--- start Extracted entries ---
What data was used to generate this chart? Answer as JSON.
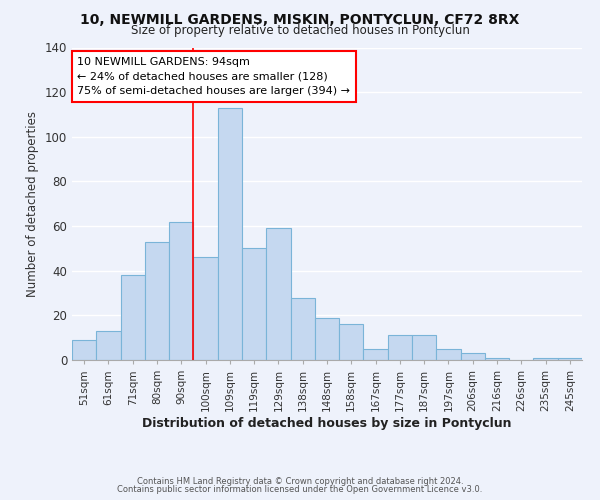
{
  "title": "10, NEWMILL GARDENS, MISKIN, PONTYCLUN, CF72 8RX",
  "subtitle": "Size of property relative to detached houses in Pontyclun",
  "xlabel": "Distribution of detached houses by size in Pontyclun",
  "ylabel": "Number of detached properties",
  "bar_labels": [
    "51sqm",
    "61sqm",
    "71sqm",
    "80sqm",
    "90sqm",
    "100sqm",
    "109sqm",
    "119sqm",
    "129sqm",
    "138sqm",
    "148sqm",
    "158sqm",
    "167sqm",
    "177sqm",
    "187sqm",
    "197sqm",
    "206sqm",
    "216sqm",
    "226sqm",
    "235sqm",
    "245sqm"
  ],
  "bar_values": [
    9,
    13,
    38,
    53,
    62,
    46,
    113,
    50,
    59,
    28,
    19,
    16,
    5,
    11,
    11,
    5,
    3,
    1,
    0,
    1,
    1
  ],
  "bar_color": "#c5d8f0",
  "bar_edgecolor": "#7ab4d8",
  "vline_x": 4.5,
  "vline_color": "red",
  "annotation_title": "10 NEWMILL GARDENS: 94sqm",
  "annotation_line1": "← 24% of detached houses are smaller (128)",
  "annotation_line2": "75% of semi-detached houses are larger (394) →",
  "annotation_box_facecolor": "white",
  "annotation_box_edgecolor": "red",
  "ylim": [
    0,
    140
  ],
  "yticks": [
    0,
    20,
    40,
    60,
    80,
    100,
    120,
    140
  ],
  "footer1": "Contains HM Land Registry data © Crown copyright and database right 2024.",
  "footer2": "Contains public sector information licensed under the Open Government Licence v3.0.",
  "bg_color": "#eef2fb",
  "grid_color": "#ffffff"
}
--- end Extracted entries ---
Make an exact copy of the data above, pictures excluded.

What data was used to generate this chart? Answer as JSON.
{
  "title": "10, NEWMILL GARDENS, MISKIN, PONTYCLUN, CF72 8RX",
  "subtitle": "Size of property relative to detached houses in Pontyclun",
  "xlabel": "Distribution of detached houses by size in Pontyclun",
  "ylabel": "Number of detached properties",
  "bar_labels": [
    "51sqm",
    "61sqm",
    "71sqm",
    "80sqm",
    "90sqm",
    "100sqm",
    "109sqm",
    "119sqm",
    "129sqm",
    "138sqm",
    "148sqm",
    "158sqm",
    "167sqm",
    "177sqm",
    "187sqm",
    "197sqm",
    "206sqm",
    "216sqm",
    "226sqm",
    "235sqm",
    "245sqm"
  ],
  "bar_values": [
    9,
    13,
    38,
    53,
    62,
    46,
    113,
    50,
    59,
    28,
    19,
    16,
    5,
    11,
    11,
    5,
    3,
    1,
    0,
    1,
    1
  ],
  "bar_color": "#c5d8f0",
  "bar_edgecolor": "#7ab4d8",
  "vline_x": 4.5,
  "vline_color": "red",
  "annotation_title": "10 NEWMILL GARDENS: 94sqm",
  "annotation_line1": "← 24% of detached houses are smaller (128)",
  "annotation_line2": "75% of semi-detached houses are larger (394) →",
  "annotation_box_facecolor": "white",
  "annotation_box_edgecolor": "red",
  "ylim": [
    0,
    140
  ],
  "yticks": [
    0,
    20,
    40,
    60,
    80,
    100,
    120,
    140
  ],
  "footer1": "Contains HM Land Registry data © Crown copyright and database right 2024.",
  "footer2": "Contains public sector information licensed under the Open Government Licence v3.0.",
  "bg_color": "#eef2fb",
  "grid_color": "#ffffff"
}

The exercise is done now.